*Arbeitsaufträge*.
**A)** Fassen Sie im Textauszug die Antwort, die mit „Hallo Alina, die Demokratie“ beginnt, als knappe Stichpunktliste zusammen. Die wesentlichen Angaben müssen erhalten bleiben.
**B)** Führen Sie die Leserkommentare über Griechenland im Textauszug im gleichen Ton weiter, beginnend nach dem letzten Satz.

*Textauszug*.


5 Kommentare

  1. Niklas sagt:

    Arbeiten wirklich 20 % der griechischen Bevölkerung im primären Sektor? Das erscheint mit ein wenig viel.. Aber das die Griechen mehr bezahlt haben als die Großhändler in anderen Ländern hat mich gewundert und das war absolut nicht richtig so, deswegen befürworte ich die aktuellen Entwicklungen rund um die griechische Wirtschaft.
    Gruß Niklas

    • Maria sagt:

      Lieber Niklas, für deinen interessanten Kommentar danke ich Dir. Dieser Wert, der je nach Region bis zu 25% beträgt, ist ein von mir geschätzter Prozentsatz.

  2. Alina sagt:

    Ich würde gerne wissen,was so aus Griechenland kommt! Also, die Demokratie kommt aus Griechenland,das weiß ich, aber sonst? Ich habe oft auf Google gesucht, aber leider nichts gefunden was ich nicht schon wusste. Kannst du mir hier weiterhelfen?
    M.f.g Alina

    • Tommy sagt:

      Hallo Alina, die Demokratie ist in der Tat ursprünglich in Griechenland entstanden. Und passend zu dem Artikel hier, kannst Du heute praktisch in jedem Supermarkt hier bei uns solche Dinge, wie griechische Rosinen, Orangen, Melonen, Zitronen, Spargel, Weine, Yoghurt, Schafskäse, Fisch und Süßigkeiten finden.

  3. Sangaran sagt:

    Griechenland hat eine Jahrtausende alte Geschichte hinter sich. Die Sonne die sich in Afrika der Löwe auf den Pelz brennen lässt genießt dort der Mensch. Am Strand des Mittemeers spürt man die kleinen Fische an den Beinen wie die Nordseekrabben in der Nordsee.
    So sieht man das klassische Griechenland wie man es aus Filmen kennt: Felsküsten mit Burgen, in grünbraune Hügellandschaft eingebettete Herrensitze, Gärten und blumengeschmückte Dörfer mit urigen Tavernen.
    Vor allem die Natur, eine Mischung aus spektakulären Landschaften und phantastischer Küste zieht viele Besucher an.

*Gegebene Auflistung*.

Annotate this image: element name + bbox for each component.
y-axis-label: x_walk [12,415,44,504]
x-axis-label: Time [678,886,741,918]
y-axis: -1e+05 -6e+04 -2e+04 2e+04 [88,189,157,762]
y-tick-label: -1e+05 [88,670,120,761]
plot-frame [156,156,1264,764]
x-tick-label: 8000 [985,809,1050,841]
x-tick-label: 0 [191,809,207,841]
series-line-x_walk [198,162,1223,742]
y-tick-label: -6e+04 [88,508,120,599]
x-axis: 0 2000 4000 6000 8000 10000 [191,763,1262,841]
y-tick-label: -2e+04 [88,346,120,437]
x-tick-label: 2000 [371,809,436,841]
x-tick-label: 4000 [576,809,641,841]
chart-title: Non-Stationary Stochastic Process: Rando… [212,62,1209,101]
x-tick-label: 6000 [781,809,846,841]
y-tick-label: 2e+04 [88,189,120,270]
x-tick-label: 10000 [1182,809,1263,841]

*Lösungen*.
**A)**
- Die Demokratie ist ursprünglich in Griechenland entstanden.
- Griechische Produkte gibt es heute praktisch in jedem Supermarkt hier bei uns:
  - Rosinen, Orangen, Melonen, Zitronen
  - Spargel
  - Weine
  - Yoghurt, Schafskäse
  - Fisch
  - Süßigkeiten

**B)**
    Eine Straße führt auf einen Hügel hinauf zu einem Parkplatz an dessen Rändern Bäume wachsen. Drei Zimmer, eine Küche, Bad, ein Flur und eine große Terrasse lassen das weiß gestrichene Haus riesig erscheinen. Im Sommer kühlt eine Klimaanlage über die Mittagsstunden das Schlafzimmer während Gottesanbeterinnen und das stündliche läuten der Kirchenglocke die klösterliche Stille stören.
    Die über das Frühjahr gereiften Orangen und Zitronen verbreiten einen Geruch wohltuender Frische. Am Fuße des Hügels fließt ein Bach. Am Ufer spendet ein Olivenhain den Gästen des Hauses Schatten. Er mündet in dem Mittelmeer Meer an dessen steinigen und sandigen Stränden im Sommer das kühle Nass genossen wird. Am Strand werden Buden aufgebaut um sich nach dem Baden zu erholen.
    Andererseits überrascht das moderne Griechenland mit kreativer Mode, kulinarischer Vielfalt, Abenteurersport und einem pulsierendem Nachtleben.
    Neben das historische Erbe von Delfi und Sparta treten kulturelle Schätze und aufregende neue Architektur in Städten wie Athen oder Inseln wie Kreta.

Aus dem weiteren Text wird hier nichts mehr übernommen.